Short problem:
Repeat every record below exactly as it appears.

Provided material:

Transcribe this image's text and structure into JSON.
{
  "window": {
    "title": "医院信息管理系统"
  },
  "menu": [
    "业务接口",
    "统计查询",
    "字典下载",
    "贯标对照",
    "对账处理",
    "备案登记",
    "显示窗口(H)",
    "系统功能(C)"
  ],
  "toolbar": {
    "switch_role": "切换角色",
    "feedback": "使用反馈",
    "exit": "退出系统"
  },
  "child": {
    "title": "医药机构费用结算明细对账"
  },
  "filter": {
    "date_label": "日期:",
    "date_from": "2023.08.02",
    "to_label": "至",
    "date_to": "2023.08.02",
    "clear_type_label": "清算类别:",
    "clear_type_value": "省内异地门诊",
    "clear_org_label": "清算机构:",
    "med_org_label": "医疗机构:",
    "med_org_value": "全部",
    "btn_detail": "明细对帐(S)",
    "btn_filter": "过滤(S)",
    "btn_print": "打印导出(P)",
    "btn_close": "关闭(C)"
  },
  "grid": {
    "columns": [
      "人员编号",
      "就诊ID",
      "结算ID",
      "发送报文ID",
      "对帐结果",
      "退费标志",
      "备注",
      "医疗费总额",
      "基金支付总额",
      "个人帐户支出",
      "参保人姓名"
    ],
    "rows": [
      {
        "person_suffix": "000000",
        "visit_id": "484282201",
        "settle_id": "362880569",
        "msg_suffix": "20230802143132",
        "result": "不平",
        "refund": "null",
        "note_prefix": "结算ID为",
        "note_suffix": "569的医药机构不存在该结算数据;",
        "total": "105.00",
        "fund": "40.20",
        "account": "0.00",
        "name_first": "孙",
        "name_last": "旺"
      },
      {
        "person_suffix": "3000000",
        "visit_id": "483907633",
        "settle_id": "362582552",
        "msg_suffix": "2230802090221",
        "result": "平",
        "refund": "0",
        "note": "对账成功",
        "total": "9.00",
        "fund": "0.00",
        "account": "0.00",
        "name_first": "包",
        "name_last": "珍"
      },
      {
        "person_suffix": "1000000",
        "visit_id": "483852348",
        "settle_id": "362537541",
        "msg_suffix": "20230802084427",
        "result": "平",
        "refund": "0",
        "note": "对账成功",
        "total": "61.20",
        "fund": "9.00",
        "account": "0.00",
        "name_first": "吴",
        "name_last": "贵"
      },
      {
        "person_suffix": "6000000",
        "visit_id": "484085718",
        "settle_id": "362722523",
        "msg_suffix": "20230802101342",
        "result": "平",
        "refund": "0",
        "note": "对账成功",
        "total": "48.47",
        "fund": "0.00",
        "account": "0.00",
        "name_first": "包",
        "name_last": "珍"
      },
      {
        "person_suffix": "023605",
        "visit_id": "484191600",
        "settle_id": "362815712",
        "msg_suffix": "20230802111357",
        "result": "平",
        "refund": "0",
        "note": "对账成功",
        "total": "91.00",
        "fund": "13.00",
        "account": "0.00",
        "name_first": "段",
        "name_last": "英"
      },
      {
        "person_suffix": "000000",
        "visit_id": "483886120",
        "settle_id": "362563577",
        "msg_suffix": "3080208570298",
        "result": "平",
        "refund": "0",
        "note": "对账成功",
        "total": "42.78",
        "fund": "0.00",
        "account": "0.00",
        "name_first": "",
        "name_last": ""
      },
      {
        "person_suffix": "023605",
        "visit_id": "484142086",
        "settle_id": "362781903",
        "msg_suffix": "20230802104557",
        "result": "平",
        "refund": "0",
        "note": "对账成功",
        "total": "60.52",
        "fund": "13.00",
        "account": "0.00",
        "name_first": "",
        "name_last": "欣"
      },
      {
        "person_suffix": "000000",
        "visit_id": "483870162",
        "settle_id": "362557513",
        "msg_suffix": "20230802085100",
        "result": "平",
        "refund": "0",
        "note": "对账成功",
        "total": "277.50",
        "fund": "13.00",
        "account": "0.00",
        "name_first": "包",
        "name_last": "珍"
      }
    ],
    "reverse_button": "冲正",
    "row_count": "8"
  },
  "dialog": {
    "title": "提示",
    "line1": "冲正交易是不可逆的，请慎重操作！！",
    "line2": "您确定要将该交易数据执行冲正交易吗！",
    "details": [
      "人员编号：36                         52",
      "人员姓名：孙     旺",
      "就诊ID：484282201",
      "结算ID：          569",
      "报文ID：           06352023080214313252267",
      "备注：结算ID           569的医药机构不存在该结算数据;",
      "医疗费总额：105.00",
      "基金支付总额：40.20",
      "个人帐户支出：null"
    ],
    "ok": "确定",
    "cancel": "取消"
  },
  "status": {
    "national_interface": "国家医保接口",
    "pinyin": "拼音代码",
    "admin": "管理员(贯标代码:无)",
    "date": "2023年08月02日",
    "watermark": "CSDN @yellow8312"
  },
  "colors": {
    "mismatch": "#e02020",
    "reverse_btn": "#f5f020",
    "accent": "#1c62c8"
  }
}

The output:
Transcribe this image's text and structure into JSON.
{
  "window": {
    "title": "医院信息管理系统"
  },
  "menu": [
    "业务接口",
    "统计查询",
    "字典下载",
    "贯标对照",
    "对账处理",
    "备案登记",
    "显示窗口(H)",
    "系统功能(C)"
  ],
  "toolbar": {
    "switch_role": "切换角色",
    "feedback": "使用反馈",
    "exit": "退出系统"
  },
  "child": {
    "title": "医药机构费用结算明细对账"
  },
  "filter": {
    "date_label": "日期:",
    "date_from": "2023.08.02",
    "to_label": "至",
    "date_to": "2023.08.02",
    "clear_type_label": "清算类别:",
    "clear_type_value": "省内异地门诊",
    "clear_org_label": "清算机构:",
    "med_org_label": "医疗机构:",
    "med_org_value": "全部",
    "btn_detail": "明细对帐(S)",
    "btn_filter": "过滤(S)",
    "btn_print": "打印导出(P)",
    "btn_close": "关闭(C)"
  },
  "grid": {
    "columns": [
      "人员编号",
      "就诊ID",
      "结算ID",
      "发送报文ID",
      "对帐结果",
      "退费标志",
      "备注",
      "医疗费总额",
      "基金支付总额",
      "个人帐户支出",
      "参保人姓名"
    ],
    "rows": [
      {
        "person_suffix": "000000",
        "visit_id": "484282201",
        "settle_id": "362880569",
        "msg_suffix": "20230802143132",
        "result": "不平",
        "refund": "null",
        "note_prefix": "结算ID为",
        "note_suffix": "569的医药机构不存在该结算数据;",
        "total": "105.00",
        "fund": "40.20",
        "account": "0.00",
        "name_first": "孙",
        "name_last": "旺"
      },
      {
        "person_suffix": "3000000",
        "visit_id": "483907633",
        "settle_id": "362582552",
        "msg_suffix": "2230802090221",
        "result": "平",
        "refund": "0",
        "note": "对账成功",
        "total": "9.00",
        "fund": "0.00",
        "account": "0.00",
        "name_first": "包",
        "name_last": "珍"
      },
      {
        "person_suffix": "1000000",
        "visit_id": "483852348",
        "settle_id": "362537541",
        "msg_suffix": "20230802084427",
        "result": "平",
        "refund": "0",
        "note": "对账成功",
        "total": "61.20",
        "fund": "9.00",
        "account": "0.00",
        "name_first": "吴",
        "name_last": "贵"
      },
      {
        "person_suffix": "6000000",
        "visit_id": "484085718",
        "settle_id": "362722523",
        "msg_suffix": "20230802101342",
        "result": "平",
        "refund": "0",
        "note": "对账成功",
        "total": "48.47",
        "fund": "0.00",
        "account": "0.00",
        "name_first": "包",
        "name_last": "珍"
      },
      {
        "person_suffix": "023605",
        "visit_id": "484191600",
        "settle_id": "362815712",
        "msg_suffix": "20230802111357",
        "result": "平",
        "refund": "0",
        "note": "对账成功",
        "total": "91.00",
        "fund": "13.00",
        "account": "0.00",
        "name_first": "段",
        "name_last": "英"
      },
      {
        "person_suffix": "000000",
        "visit_id": "483886120",
        "settle_id": "362563577",
        "msg_suffix": "3080208570298",
        "result": "平",
        "refund": "0",
        "note": "对账成功",
        "total": "42.78",
        "fund": "0.00",
        "account": "0.00",
        "name_first": "",
        "name_last": ""
      },
      {
        "person_suffix": "023605",
        "visit_id": "484142086",
        "settle_id": "362781903",
        "msg_suffix": "20230802104557",
        "result": "平",
        "refund": "0",
        "note": "对账成功",
        "total": "60.52",
        "fund": "13.00",
        "account": "0.00",
        "name_first": "",
        "name_last": "欣"
      },
      {
        "person_suffix": "000000",
        "visit_id": "483870162",
        "settle_id": "362557513",
        "msg_suffix": "20230802085100",
        "result": "平",
        "refund": "0",
        "note": "对账成功",
        "total": "277.50",
        "fund": "13.00",
        "account": "0.00",
        "name_first": "包",
        "name_last": "珍"
      }
    ],
    "reverse_button": "冲正",
    "row_count": "8"
  },
  "dialog": {
    "title": "提示",
    "line1": "冲正交易是不可逆的，请慎重操作！！",
    "line2": "您确定要将该交易数据执行冲正交易吗！",
    "details": [
      "人员编号：36                         52",
      "人员姓名：孙     旺",
      "就诊ID：484282201",
      "结算ID：          569",
      "报文ID：           06352023080214313252267",
      "备注：结算ID           569的医药机构不存在该结算数据;",
      "医疗费总额：105.00",
      "基金支付总额：40.20",
      "个人帐户支出：null"
    ],
    "ok": "确定",
    "cancel": "取消"
  },
  "status": {
    "national_interface": "国家医保接口",
    "pinyin": "拼音代码",
    "admin": "管理员(贯标代码:无)",
    "date": "2023年08月02日",
    "watermark": "CSDN @yellow8312"
  },
  "colors": {
    "mismatch": "#e02020",
    "reverse_btn": "#f5f020",
    "accent": "#1c62c8"
  }
}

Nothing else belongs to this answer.